REQUIRED TASK
Repeat every entry in the listing below, exactly.
-=-=-=-=-
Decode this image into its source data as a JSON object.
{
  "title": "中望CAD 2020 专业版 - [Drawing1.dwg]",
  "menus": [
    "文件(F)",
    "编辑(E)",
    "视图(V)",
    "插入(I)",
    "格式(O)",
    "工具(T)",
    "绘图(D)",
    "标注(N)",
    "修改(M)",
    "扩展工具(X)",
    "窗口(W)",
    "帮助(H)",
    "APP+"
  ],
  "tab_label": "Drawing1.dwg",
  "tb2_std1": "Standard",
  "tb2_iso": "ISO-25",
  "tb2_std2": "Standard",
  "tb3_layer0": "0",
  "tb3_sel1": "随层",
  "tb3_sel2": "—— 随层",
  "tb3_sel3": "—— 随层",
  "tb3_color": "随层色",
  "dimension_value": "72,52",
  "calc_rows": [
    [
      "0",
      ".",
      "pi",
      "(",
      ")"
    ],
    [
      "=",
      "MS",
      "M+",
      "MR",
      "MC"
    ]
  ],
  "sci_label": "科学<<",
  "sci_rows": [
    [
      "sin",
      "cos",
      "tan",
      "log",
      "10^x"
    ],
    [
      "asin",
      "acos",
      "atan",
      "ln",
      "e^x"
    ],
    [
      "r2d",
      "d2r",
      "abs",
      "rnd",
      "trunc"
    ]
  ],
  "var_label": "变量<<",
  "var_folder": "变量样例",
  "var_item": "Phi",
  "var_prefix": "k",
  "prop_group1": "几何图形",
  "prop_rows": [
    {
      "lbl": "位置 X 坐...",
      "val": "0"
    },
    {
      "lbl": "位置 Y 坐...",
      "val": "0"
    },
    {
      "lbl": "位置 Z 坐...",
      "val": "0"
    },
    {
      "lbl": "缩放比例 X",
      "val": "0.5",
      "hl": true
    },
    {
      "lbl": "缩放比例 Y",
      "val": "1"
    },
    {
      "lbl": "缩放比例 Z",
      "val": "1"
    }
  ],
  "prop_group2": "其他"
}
-=-=-=-=-
SOLVED PROBLEM
Decode this image into its source data as a JSON object.
{
  "title": "中望CAD 2020 专业版 - [Drawing1.dwg]",
  "menus": [
    "文件(F)",
    "编辑(E)",
    "视图(V)",
    "插入(I)",
    "格式(O)",
    "工具(T)",
    "绘图(D)",
    "标注(N)",
    "修改(M)",
    "扩展工具(X)",
    "窗口(W)",
    "帮助(H)",
    "APP+"
  ],
  "tab_label": "Drawing1.dwg",
  "tb2_std1": "Standard",
  "tb2_iso": "ISO-25",
  "tb2_std2": "Standard",
  "tb3_layer0": "0",
  "tb3_sel1": "随层",
  "tb3_sel2": "—— 随层",
  "tb3_sel3": "—— 随层",
  "tb3_color": "随层色",
  "dimension_value": "72,52",
  "calc_rows": [
    [
      "0",
      ".",
      "pi",
      "(",
      ")"
    ],
    [
      "=",
      "MS",
      "M+",
      "MR",
      "MC"
    ]
  ],
  "sci_label": "科学<<",
  "sci_rows": [
    [
      "sin",
      "cos",
      "tan",
      "log",
      "10^x"
    ],
    [
      "asin",
      "acos",
      "atan",
      "ln",
      "e^x"
    ],
    [
      "r2d",
      "d2r",
      "abs",
      "rnd",
      "trunc"
    ]
  ],
  "var_label": "变量<<",
  "var_folder": "变量样例",
  "var_item": "Phi",
  "var_prefix": "k",
  "prop_group1": "几何图形",
  "prop_rows": [
    {
      "lbl": "位置 X 坐...",
      "val": "0"
    },
    {
      "lbl": "位置 Y 坐...",
      "val": "0"
    },
    {
      "lbl": "位置 Z 坐...",
      "val": "0"
    },
    {
      "lbl": "缩放比例 X",
      "val": "0.5",
      "hl": true
    },
    {
      "lbl": "缩放比例 Y",
      "val": "1"
    },
    {
      "lbl": "缩放比例 Z",
      "val": "1"
    }
  ],
  "prop_group2": "其他"
}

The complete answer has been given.